→ **Directive**:
Each line of the material below should be reproduced exactly.
--- Begin ---
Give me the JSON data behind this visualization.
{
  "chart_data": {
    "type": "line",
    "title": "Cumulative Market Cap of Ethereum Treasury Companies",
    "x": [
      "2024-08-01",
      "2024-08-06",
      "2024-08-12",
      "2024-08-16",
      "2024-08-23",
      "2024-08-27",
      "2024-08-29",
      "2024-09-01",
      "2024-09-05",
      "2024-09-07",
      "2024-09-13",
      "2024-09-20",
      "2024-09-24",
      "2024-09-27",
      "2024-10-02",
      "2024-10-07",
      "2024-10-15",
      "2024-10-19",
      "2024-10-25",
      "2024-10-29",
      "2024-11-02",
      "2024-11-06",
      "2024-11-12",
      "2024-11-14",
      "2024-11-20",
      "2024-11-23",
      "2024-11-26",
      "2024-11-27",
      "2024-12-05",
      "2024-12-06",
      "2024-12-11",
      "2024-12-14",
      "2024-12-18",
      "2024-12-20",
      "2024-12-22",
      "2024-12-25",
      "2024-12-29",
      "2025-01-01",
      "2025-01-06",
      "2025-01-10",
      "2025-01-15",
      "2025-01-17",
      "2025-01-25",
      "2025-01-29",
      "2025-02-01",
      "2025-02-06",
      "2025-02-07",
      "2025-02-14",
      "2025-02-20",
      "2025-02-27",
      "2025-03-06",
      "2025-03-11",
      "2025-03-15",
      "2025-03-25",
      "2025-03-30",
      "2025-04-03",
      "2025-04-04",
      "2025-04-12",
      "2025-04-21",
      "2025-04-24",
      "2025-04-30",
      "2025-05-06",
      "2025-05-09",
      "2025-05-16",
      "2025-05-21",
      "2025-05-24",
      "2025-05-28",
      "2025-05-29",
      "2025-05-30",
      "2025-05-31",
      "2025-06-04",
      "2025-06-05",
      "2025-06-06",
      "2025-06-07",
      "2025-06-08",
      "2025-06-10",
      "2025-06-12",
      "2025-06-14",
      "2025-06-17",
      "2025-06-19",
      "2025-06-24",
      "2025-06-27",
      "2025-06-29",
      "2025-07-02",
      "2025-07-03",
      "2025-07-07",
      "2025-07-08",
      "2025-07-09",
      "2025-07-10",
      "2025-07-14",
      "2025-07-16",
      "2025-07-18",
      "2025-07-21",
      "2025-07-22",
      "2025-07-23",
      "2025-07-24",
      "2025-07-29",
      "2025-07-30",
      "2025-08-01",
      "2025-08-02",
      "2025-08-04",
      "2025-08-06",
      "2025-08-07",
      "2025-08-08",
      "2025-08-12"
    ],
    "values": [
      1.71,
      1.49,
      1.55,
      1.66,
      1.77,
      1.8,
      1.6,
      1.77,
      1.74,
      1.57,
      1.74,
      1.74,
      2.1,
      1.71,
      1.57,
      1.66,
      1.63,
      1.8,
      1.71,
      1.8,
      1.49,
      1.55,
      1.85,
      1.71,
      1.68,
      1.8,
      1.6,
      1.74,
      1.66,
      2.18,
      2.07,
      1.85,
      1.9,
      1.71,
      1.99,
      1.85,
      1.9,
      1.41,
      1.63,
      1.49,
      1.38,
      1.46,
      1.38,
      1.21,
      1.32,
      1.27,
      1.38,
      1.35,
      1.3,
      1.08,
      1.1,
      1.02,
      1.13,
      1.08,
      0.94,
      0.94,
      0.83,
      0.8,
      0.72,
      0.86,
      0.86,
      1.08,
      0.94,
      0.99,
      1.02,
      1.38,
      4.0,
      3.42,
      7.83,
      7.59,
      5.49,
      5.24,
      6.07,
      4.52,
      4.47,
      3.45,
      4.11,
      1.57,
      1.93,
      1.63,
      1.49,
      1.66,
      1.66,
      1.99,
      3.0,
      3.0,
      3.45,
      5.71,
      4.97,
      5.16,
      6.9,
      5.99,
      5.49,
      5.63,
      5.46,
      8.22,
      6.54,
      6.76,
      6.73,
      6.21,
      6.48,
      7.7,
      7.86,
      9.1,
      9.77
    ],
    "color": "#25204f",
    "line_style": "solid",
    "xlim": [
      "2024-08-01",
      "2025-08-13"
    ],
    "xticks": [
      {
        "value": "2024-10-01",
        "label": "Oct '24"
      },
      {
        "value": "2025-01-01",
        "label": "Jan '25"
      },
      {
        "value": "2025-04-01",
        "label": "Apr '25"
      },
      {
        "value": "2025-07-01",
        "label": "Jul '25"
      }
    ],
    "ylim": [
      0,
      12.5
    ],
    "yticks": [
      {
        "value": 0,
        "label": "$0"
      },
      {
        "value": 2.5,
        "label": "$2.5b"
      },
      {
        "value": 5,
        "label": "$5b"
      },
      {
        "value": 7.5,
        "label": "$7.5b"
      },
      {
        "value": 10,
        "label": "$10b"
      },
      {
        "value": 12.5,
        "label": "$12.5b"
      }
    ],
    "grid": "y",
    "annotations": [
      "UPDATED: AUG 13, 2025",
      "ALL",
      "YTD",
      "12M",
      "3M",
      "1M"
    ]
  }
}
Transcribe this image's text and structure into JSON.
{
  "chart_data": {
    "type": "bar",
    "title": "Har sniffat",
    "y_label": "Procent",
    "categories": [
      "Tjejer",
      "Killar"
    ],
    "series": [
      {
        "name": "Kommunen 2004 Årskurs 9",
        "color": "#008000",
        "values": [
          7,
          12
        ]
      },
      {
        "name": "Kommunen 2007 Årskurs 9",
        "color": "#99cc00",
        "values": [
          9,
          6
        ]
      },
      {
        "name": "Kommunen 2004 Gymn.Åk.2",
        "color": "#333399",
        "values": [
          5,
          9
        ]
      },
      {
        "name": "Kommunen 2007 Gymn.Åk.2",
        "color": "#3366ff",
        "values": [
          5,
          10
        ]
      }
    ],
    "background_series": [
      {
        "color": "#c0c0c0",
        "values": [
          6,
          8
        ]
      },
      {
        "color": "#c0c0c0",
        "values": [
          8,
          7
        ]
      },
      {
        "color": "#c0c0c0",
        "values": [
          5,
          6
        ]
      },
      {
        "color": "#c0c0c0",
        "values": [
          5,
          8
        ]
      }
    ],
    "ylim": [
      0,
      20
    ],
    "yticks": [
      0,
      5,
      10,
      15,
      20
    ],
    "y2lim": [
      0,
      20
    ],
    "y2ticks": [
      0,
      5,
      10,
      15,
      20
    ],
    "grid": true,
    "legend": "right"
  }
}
--- End ---
→ **Answer to the problem**:
Give me the JSON data behind this visualization.
{
  "chart_data": {
    "type": "line",
    "title": "Cumulative Market Cap of Ethereum Treasury Companies",
    "x": [
      "2024-08-01",
      "2024-08-06",
      "2024-08-12",
      "2024-08-16",
      "2024-08-23",
      "2024-08-27",
      "2024-08-29",
      "2024-09-01",
      "2024-09-05",
      "2024-09-07",
      "2024-09-13",
      "2024-09-20",
      "2024-09-24",
      "2024-09-27",
      "2024-10-02",
      "2024-10-07",
      "2024-10-15",
      "2024-10-19",
      "2024-10-25",
      "2024-10-29",
      "2024-11-02",
      "2024-11-06",
      "2024-11-12",
      "2024-11-14",
      "2024-11-20",
      "2024-11-23",
      "2024-11-26",
      "2024-11-27",
      "2024-12-05",
      "2024-12-06",
      "2024-12-11",
      "2024-12-14",
      "2024-12-18",
      "2024-12-20",
      "2024-12-22",
      "2024-12-25",
      "2024-12-29",
      "2025-01-01",
      "2025-01-06",
      "2025-01-10",
      "2025-01-15",
      "2025-01-17",
      "2025-01-25",
      "2025-01-29",
      "2025-02-01",
      "2025-02-06",
      "2025-02-07",
      "2025-02-14",
      "2025-02-20",
      "2025-02-27",
      "2025-03-06",
      "2025-03-11",
      "2025-03-15",
      "2025-03-25",
      "2025-03-30",
      "2025-04-03",
      "2025-04-04",
      "2025-04-12",
      "2025-04-21",
      "2025-04-24",
      "2025-04-30",
      "2025-05-06",
      "2025-05-09",
      "2025-05-16",
      "2025-05-21",
      "2025-05-24",
      "2025-05-28",
      "2025-05-29",
      "2025-05-30",
      "2025-05-31",
      "2025-06-04",
      "2025-06-05",
      "2025-06-06",
      "2025-06-07",
      "2025-06-08",
      "2025-06-10",
      "2025-06-12",
      "2025-06-14",
      "2025-06-17",
      "2025-06-19",
      "2025-06-24",
      "2025-06-27",
      "2025-06-29",
      "2025-07-02",
      "2025-07-03",
      "2025-07-07",
      "2025-07-08",
      "2025-07-09",
      "2025-07-10",
      "2025-07-14",
      "2025-07-16",
      "2025-07-18",
      "2025-07-21",
      "2025-07-22",
      "2025-07-23",
      "2025-07-24",
      "2025-07-29",
      "2025-07-30",
      "2025-08-01",
      "2025-08-02",
      "2025-08-04",
      "2025-08-06",
      "2025-08-07",
      "2025-08-08",
      "2025-08-12"
    ],
    "values": [
      1.71,
      1.49,
      1.55,
      1.66,
      1.77,
      1.8,
      1.6,
      1.77,
      1.74,
      1.57,
      1.74,
      1.74,
      2.1,
      1.71,
      1.57,
      1.66,
      1.63,
      1.8,
      1.71,
      1.8,
      1.49,
      1.55,
      1.85,
      1.71,
      1.68,
      1.8,
      1.6,
      1.74,
      1.66,
      2.18,
      2.07,
      1.85,
      1.9,
      1.71,
      1.99,
      1.85,
      1.9,
      1.41,
      1.63,
      1.49,
      1.38,
      1.46,
      1.38,
      1.21,
      1.32,
      1.27,
      1.38,
      1.35,
      1.3,
      1.08,
      1.1,
      1.02,
      1.13,
      1.08,
      0.94,
      0.94,
      0.83,
      0.8,
      0.72,
      0.86,
      0.86,
      1.08,
      0.94,
      0.99,
      1.02,
      1.38,
      4.0,
      3.42,
      7.83,
      7.59,
      5.49,
      5.24,
      6.07,
      4.52,
      4.47,
      3.45,
      4.11,
      1.57,
      1.93,
      1.63,
      1.49,
      1.66,
      1.66,
      1.99,
      3.0,
      3.0,
      3.45,
      5.71,
      4.97,
      5.16,
      6.9,
      5.99,
      5.49,
      5.63,
      5.46,
      8.22,
      6.54,
      6.76,
      6.73,
      6.21,
      6.48,
      7.7,
      7.86,
      9.1,
      9.77
    ],
    "color": "#25204f",
    "line_style": "solid",
    "xlim": [
      "2024-08-01",
      "2025-08-13"
    ],
    "xticks": [
      {
        "value": "2024-10-01",
        "label": "Oct '24"
      },
      {
        "value": "2025-01-01",
        "label": "Jan '25"
      },
      {
        "value": "2025-04-01",
        "label": "Apr '25"
      },
      {
        "value": "2025-07-01",
        "label": "Jul '25"
      }
    ],
    "ylim": [
      0,
      12.5
    ],
    "yticks": [
      {
        "value": 0,
        "label": "$0"
      },
      {
        "value": 2.5,
        "label": "$2.5b"
      },
      {
        "value": 5,
        "label": "$5b"
      },
      {
        "value": 7.5,
        "label": "$7.5b"
      },
      {
        "value": 10,
        "label": "$10b"
      },
      {
        "value": 12.5,
        "label": "$12.5b"
      }
    ],
    "grid": "y",
    "annotations": [
      "UPDATED: AUG 13, 2025",
      "ALL",
      "YTD",
      "12M",
      "3M",
      "1M"
    ]
  }
}
Transcribe this image's text and structure into JSON.
{
  "chart_data": {
    "type": "bar",
    "title": "Har sniffat",
    "y_label": "Procent",
    "categories": [
      "Tjejer",
      "Killar"
    ],
    "series": [
      {
        "name": "Kommunen 2004 Årskurs 9",
        "color": "#008000",
        "values": [
          7,
          12
        ]
      },
      {
        "name": "Kommunen 2007 Årskurs 9",
        "color": "#99cc00",
        "values": [
          9,
          6
        ]
      },
      {
        "name": "Kommunen 2004 Gymn.Åk.2",
        "color": "#333399",
        "values": [
          5,
          9
        ]
      },
      {
        "name": "Kommunen 2007 Gymn.Åk.2",
        "color": "#3366ff",
        "values": [
          5,
          10
        ]
      }
    ],
    "background_series": [
      {
        "color": "#c0c0c0",
        "values": [
          6,
          8
        ]
      },
      {
        "color": "#c0c0c0",
        "values": [
          8,
          7
        ]
      },
      {
        "color": "#c0c0c0",
        "values": [
          5,
          6
        ]
      },
      {
        "color": "#c0c0c0",
        "values": [
          5,
          8
        ]
      }
    ],
    "ylim": [
      0,
      20
    ],
    "yticks": [
      0,
      5,
      10,
      15,
      20
    ],
    "y2lim": [
      0,
      20
    ],
    "y2ticks": [
      0,
      5,
      10,
      15,
      20
    ],
    "grid": true,
    "legend": "right"
  }
}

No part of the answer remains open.